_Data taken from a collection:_
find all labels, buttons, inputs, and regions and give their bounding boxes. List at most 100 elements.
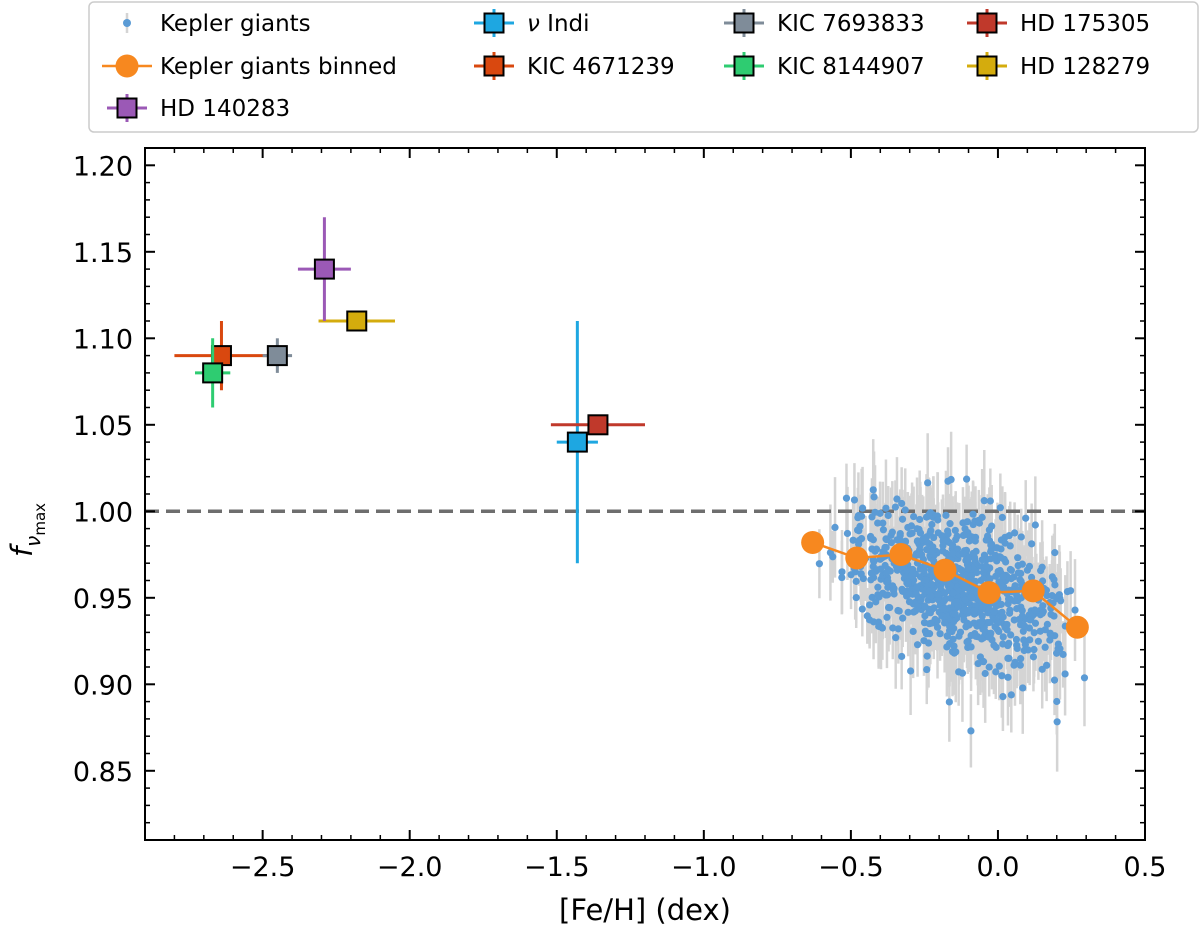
kepler-giant-point [874,591,882,599]
star--indi [556,321,598,564]
kepler-giant-point [1014,554,1022,562]
kepler-giant-point [909,627,917,636]
legend-label-kic-4671239: KIC 4671239 [527,54,675,80]
kepler-giant-point [961,596,969,604]
kepler-giant-point [1007,631,1015,639]
axes: −2.5 −2.0 −1.5 −1.0 −0.5 0.0 0.5 0.85 0.90 0.95 1.… [73,147,1166,883]
legend-handle [967,9,1007,37]
kepler-giant-point [934,529,942,537]
kepler-giant-point [964,564,972,572]
kepler-giant-point [925,630,934,638]
kepler-giant-point [969,549,977,558]
x-tick-label: −2.0 [377,852,443,883]
x-axis-label: [Fe/H] (dex) [559,893,731,927]
kepler-giant-point [892,634,900,642]
legend-handle [724,9,764,37]
kepler-giant-point [1038,609,1047,617]
kepler-giant-point [963,518,972,526]
kepler-giant-point [879,526,888,534]
kepler-giant-point [882,504,890,512]
kepler-giant-point [945,698,953,706]
kepler-giant-point [1006,565,1014,574]
kepler-giant-point [1017,569,1025,578]
kepler-giant-point [991,623,999,631]
y-tick-label: 1.00 [73,497,133,528]
kepler-giant-point [867,569,875,577]
kepler-giant-point [1014,561,1022,570]
x-tick-label: −1.5 [524,852,590,883]
kepler-giant-point [1059,650,1067,659]
kepler-giant-point [1026,616,1034,624]
kepler-giant-point [980,497,988,505]
y-tick-label: 0.90 [73,670,133,701]
kepler-giant-point [923,665,931,674]
kepler-giant-point [1041,626,1049,634]
star-marker [202,362,224,384]
star-marker [346,310,368,332]
kepler-giant-point [996,566,1004,575]
kepler-giant-point [893,566,901,574]
kepler-giant-point [1007,691,1015,699]
kepler-giant-point [911,607,920,615]
star-marker [266,345,288,367]
kepler-giant-point [997,553,1005,562]
kepler-giant-point [925,620,933,628]
kepler-giant-point [883,613,891,621]
kepler-giant-point [1006,542,1014,550]
kepler-giant-point [1030,645,1038,654]
kepler-giant-point [876,565,885,573]
kepler-giant-point [889,624,897,632]
kepler-giant-point [1017,577,1025,585]
kepler-giant-point [959,550,967,558]
y-tick-label: 0.95 [73,584,133,615]
kepler-giant-point [949,635,957,643]
legend-handle-marker [733,12,755,34]
kepler-giant-point [1041,643,1049,651]
kepler-giant-point [884,511,892,520]
kepler-giant-point [1004,654,1012,662]
kepler-giant-point [1029,653,1038,661]
x-tick-label: −0.5 [818,852,884,883]
kepler-giant-point [987,541,995,549]
star-hd-175305 [550,414,645,436]
legend-label-kepler-giants-binned: Kepler giants binned [160,54,397,80]
kepler-giant-point [999,633,1007,641]
kepler-giant-point [858,504,867,512]
kepler-giant-point [934,516,942,524]
kepler-giant-point [956,628,965,636]
kepler-giant-point [928,580,936,589]
legend-handle-marker [976,55,998,77]
kepler-giant-point [879,519,887,527]
kepler-giant-point [981,669,989,678]
kepler-giant-point [912,590,920,598]
kepler-giant-point [928,520,936,529]
kepler-giant-point [905,598,914,606]
kepler-giant-point [1053,697,1061,706]
kepler-giant-point [1031,619,1040,627]
kepler-giant-point [934,590,942,598]
kepler-giant-point [907,667,915,675]
kepler-giant-point [998,608,1006,616]
kepler-giant-point [1003,621,1011,629]
star-kic-8144907 [195,338,231,408]
kepler-giant-point [913,537,922,545]
kepler-giant-point [866,616,874,624]
kepler-giant-point [852,593,860,602]
binned-point [1021,579,1045,603]
kepler-giant-point [952,536,960,544]
kepler-giant-point [1071,606,1079,614]
legend-handle-binned [115,54,139,78]
kepler-giant-point [976,608,984,616]
legend-handle-marker [733,55,755,77]
kepler-giant-point [993,544,1002,552]
kepler-giant-point [925,510,933,519]
kepler-giant-point [971,537,979,545]
kepler-giant-point [921,602,929,611]
kepler-giant-point [849,536,857,544]
kepler-giant-point [972,632,980,640]
kepler-giant-point [854,514,862,522]
kepler-giant-point [857,570,865,578]
kepler-giant-point [895,607,903,615]
kepler-giant-point [975,519,984,527]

_Task description:_
Quote all of the rows above word for word, leaving out the picture.

_Output for this task:_
find all labels, buttons, inputs, and regions and give their bounding boxes. List at most 100 elements.
kepler-giant-point [874,591,882,599]
star--indi [556,321,598,564]
kepler-giant-point [1014,554,1022,562]
kepler-giant-point [909,627,917,636]
legend-label-kic-4671239: KIC 4671239 [527,54,675,80]
kepler-giant-point [961,596,969,604]
kepler-giant-point [1007,631,1015,639]
axes: −2.5 −2.0 −1.5 −1.0 −0.5 0.0 0.5 0.85 0.90 0.95 1.… [73,147,1166,883]
legend-handle [967,9,1007,37]
kepler-giant-point [934,529,942,537]
kepler-giant-point [964,564,972,572]
kepler-giant-point [925,630,934,638]
kepler-giant-point [969,549,977,558]
x-tick-label: −2.0 [377,852,443,883]
x-axis-label: [Fe/H] (dex) [559,893,731,927]
kepler-giant-point [892,634,900,642]
legend-handle [724,9,764,37]
kepler-giant-point [1038,609,1047,617]
kepler-giant-point [963,518,972,526]
kepler-giant-point [879,526,888,534]
kepler-giant-point [882,504,890,512]
kepler-giant-point [945,698,953,706]
kepler-giant-point [1006,565,1014,574]
kepler-giant-point [1017,569,1025,578]
kepler-giant-point [991,623,999,631]
y-tick-label: 1.00 [73,497,133,528]
kepler-giant-point [867,569,875,577]
kepler-giant-point [1014,561,1022,570]
x-tick-label: −1.5 [524,852,590,883]
kepler-giant-point [1059,650,1067,659]
kepler-giant-point [1026,616,1034,624]
kepler-giant-point [980,497,988,505]
y-tick-label: 0.90 [73,670,133,701]
kepler-giant-point [923,665,931,674]
kepler-giant-point [1041,626,1049,634]
star-marker [202,362,224,384]
star-marker [346,310,368,332]
kepler-giant-point [996,566,1004,575]
kepler-giant-point [893,566,901,574]
kepler-giant-point [1007,691,1015,699]
kepler-giant-point [911,607,920,615]
star-marker [266,345,288,367]
kepler-giant-point [997,553,1005,562]
kepler-giant-point [925,620,933,628]
kepler-giant-point [883,613,891,621]
kepler-giant-point [1006,542,1014,550]
kepler-giant-point [1030,645,1038,654]
kepler-giant-point [876,565,885,573]
kepler-giant-point [889,624,897,632]
kepler-giant-point [1017,577,1025,585]
kepler-giant-point [959,550,967,558]
y-tick-label: 0.95 [73,584,133,615]
kepler-giant-point [949,635,957,643]
legend-handle-marker [733,12,755,34]
kepler-giant-point [1041,643,1049,651]
kepler-giant-point [884,511,892,520]
kepler-giant-point [1004,654,1012,662]
kepler-giant-point [1029,653,1038,661]
x-tick-label: −0.5 [818,852,884,883]
kepler-giant-point [987,541,995,549]
star-hd-175305 [550,414,645,436]
legend-label-kepler-giants-binned: Kepler giants binned [160,54,397,80]
kepler-giant-point [999,633,1007,641]
kepler-giant-point [858,504,867,512]
kepler-giant-point [934,516,942,524]
kepler-giant-point [956,628,965,636]
kepler-giant-point [928,580,936,589]
legend-handle-marker [976,55,998,77]
kepler-giant-point [879,519,887,527]
kepler-giant-point [981,669,989,678]
kepler-giant-point [912,590,920,598]
kepler-giant-point [928,520,936,529]
kepler-giant-point [905,598,914,606]
kepler-giant-point [1053,697,1061,706]
kepler-giant-point [1031,619,1040,627]
kepler-giant-point [934,590,942,598]
kepler-giant-point [907,667,915,675]
kepler-giant-point [998,608,1006,616]
kepler-giant-point [1003,621,1011,629]
star-kic-8144907 [195,338,231,408]
kepler-giant-point [913,537,922,545]
kepler-giant-point [866,616,874,624]
kepler-giant-point [852,593,860,602]
binned-point [1021,579,1045,603]
kepler-giant-point [952,536,960,544]
kepler-giant-point [1071,606,1079,614]
legend-handle-binned [115,54,139,78]
kepler-giant-point [976,608,984,616]
legend-handle-marker [733,55,755,77]
kepler-giant-point [993,544,1002,552]
kepler-giant-point [925,510,933,519]
kepler-giant-point [971,537,979,545]
kepler-giant-point [921,602,929,611]
kepler-giant-point [849,536,857,544]
kepler-giant-point [972,632,980,640]
kepler-giant-point [854,514,862,522]
kepler-giant-point [857,570,865,578]
kepler-giant-point [895,607,903,615]
kepler-giant-point [975,519,984,527]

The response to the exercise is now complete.